- _DATA EXCERPTS_

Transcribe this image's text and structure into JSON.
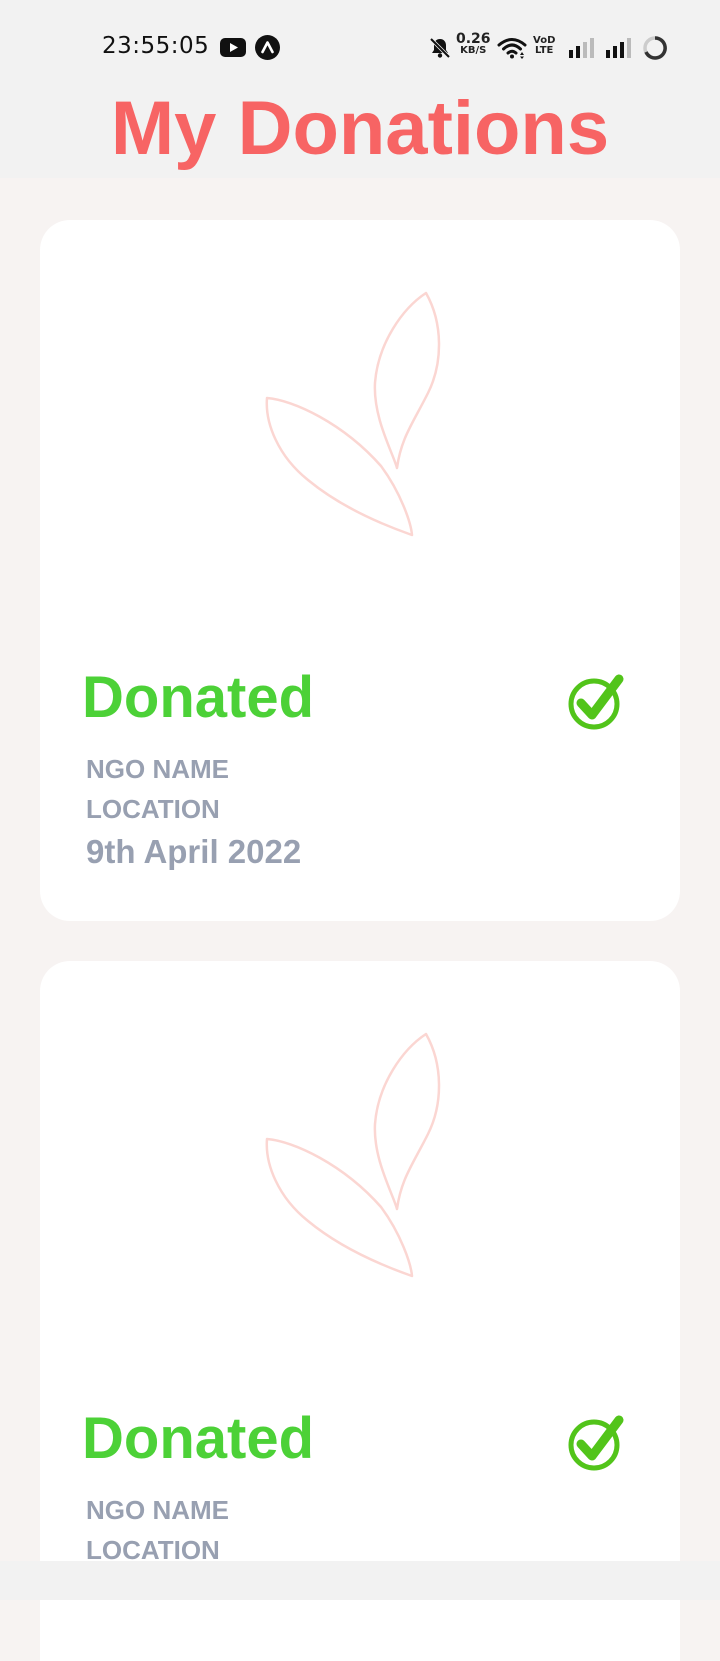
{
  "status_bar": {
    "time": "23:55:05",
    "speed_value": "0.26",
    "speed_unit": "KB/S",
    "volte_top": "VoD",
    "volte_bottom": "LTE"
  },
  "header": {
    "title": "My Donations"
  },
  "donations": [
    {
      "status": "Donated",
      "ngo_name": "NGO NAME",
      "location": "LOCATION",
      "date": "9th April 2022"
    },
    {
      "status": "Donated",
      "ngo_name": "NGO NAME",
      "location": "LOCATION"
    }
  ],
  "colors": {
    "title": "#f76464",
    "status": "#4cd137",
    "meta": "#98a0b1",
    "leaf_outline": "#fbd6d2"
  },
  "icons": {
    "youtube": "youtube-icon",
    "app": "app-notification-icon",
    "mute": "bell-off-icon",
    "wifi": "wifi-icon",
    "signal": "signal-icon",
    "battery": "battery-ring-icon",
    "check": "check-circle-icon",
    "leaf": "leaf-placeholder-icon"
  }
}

- _THE EXERCISE_
Transcribe the listing above verbatim. Omit the pictures.

- _ANSWER FOR THE TASK_
Transcribe this image's text and structure into JSON.
{
  "status_bar": {
    "time": "23:55:05",
    "speed_value": "0.26",
    "speed_unit": "KB/S",
    "volte_top": "VoD",
    "volte_bottom": "LTE"
  },
  "header": {
    "title": "My Donations"
  },
  "donations": [
    {
      "status": "Donated",
      "ngo_name": "NGO NAME",
      "location": "LOCATION",
      "date": "9th April 2022"
    },
    {
      "status": "Donated",
      "ngo_name": "NGO NAME",
      "location": "LOCATION"
    }
  ],
  "colors": {
    "title": "#f76464",
    "status": "#4cd137",
    "meta": "#98a0b1",
    "leaf_outline": "#fbd6d2"
  },
  "icons": {
    "youtube": "youtube-icon",
    "app": "app-notification-icon",
    "mute": "bell-off-icon",
    "wifi": "wifi-icon",
    "signal": "signal-icon",
    "battery": "battery-ring-icon",
    "check": "check-circle-icon",
    "leaf": "leaf-placeholder-icon"
  }
}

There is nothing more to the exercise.